EXERCISE INSTRUCTIONS ::
From the Fitness 101 text below, list every example given of aerobic or cardiovascular activity.

EXCERPT TO READ ::
------------------------------------------------------------------------

Fitness 101

Exercise for Beginners

If you’re like a lot of people, you probably resolved to get fit this year; good for you! However, if you’re a stranger to working out, getting started can be quite intimidating, especially if you haven’t one clue what to do in or out of the gym. Have no fear, Pinnacle Fitness Club is here! Let us take you through a little Fitness 101.

What Does it Mean?!

There are a lot of fitness terminologies and before you know what to do, you should probably know what it all means, that way you can set an appropriate exercise regime for yourself. WebMd defines the following common fitness terminologies:

  • Warm up. This is the act of preparing your body for exercise, like walking slowly. These movements increase blood flow, which in turn heats up muscles and joints. At the end of your warm-up, it’s a good idea to do a little light stretching. Contrary to popular belief, however, stretching and warming up are not synonymous. In fact, stretching cold muscles and joints can make them prone to injury.
  • Cooldown. This is what you do to cool your body down after the more intense part of your workout. Stretching is often part of a cooldown.
  • Aerobic/cardiovascular activity. These are exercises that temporarily speed up your breathing and heart rate like running, cycling, walking, swimming, and dancing.

------------------------------------------------------------------------

COLLECTED MATERIAL ::
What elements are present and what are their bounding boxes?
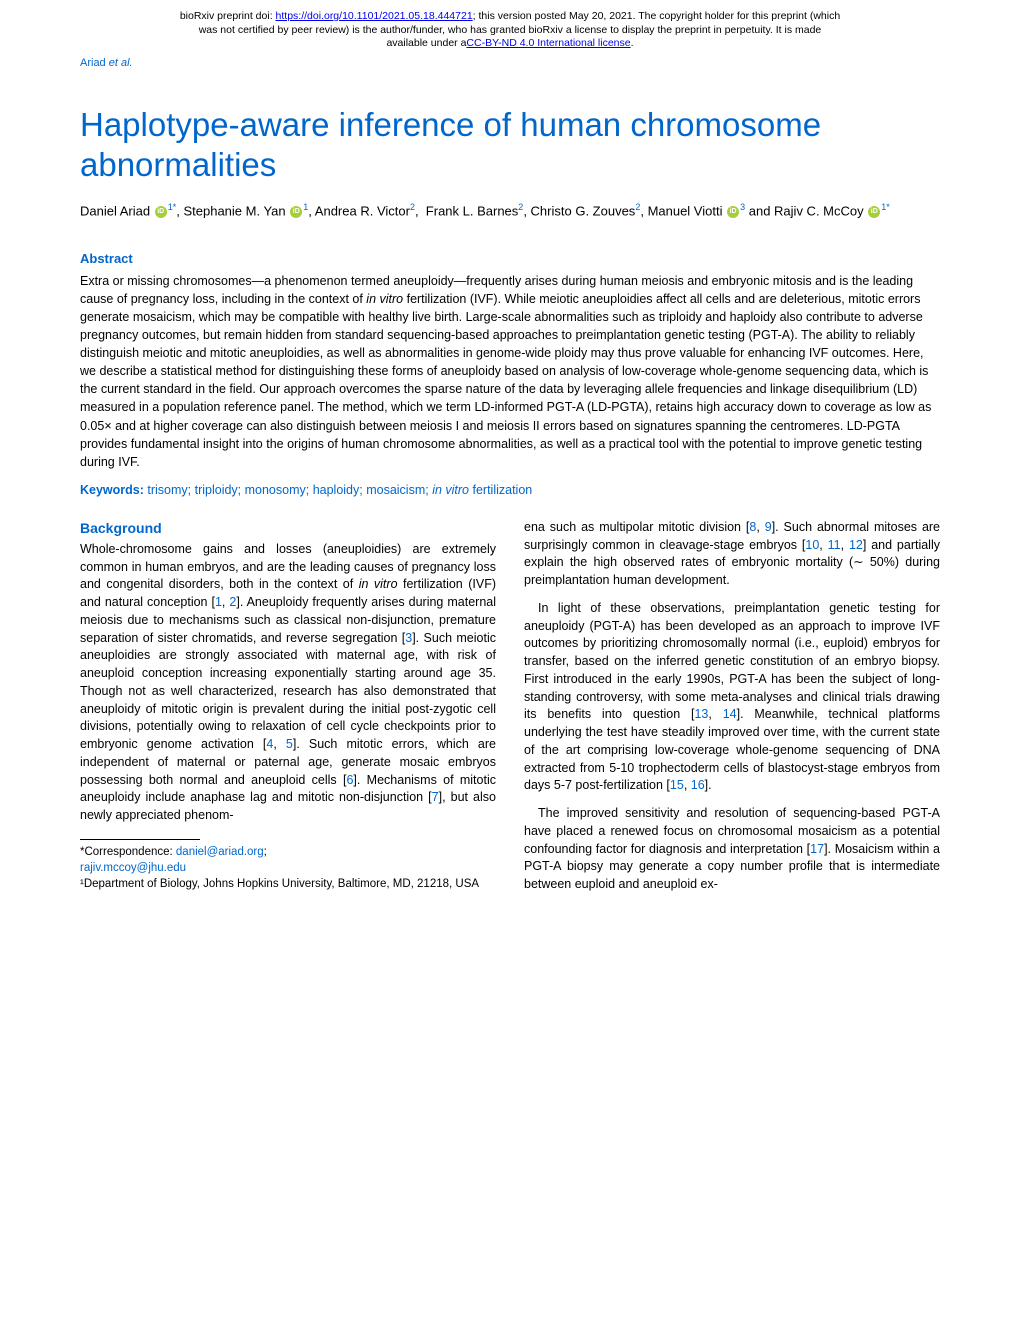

------------------------------------------------------------------------

RESPONSE BELOW ::
Running, cycling, walking, swimming, dancing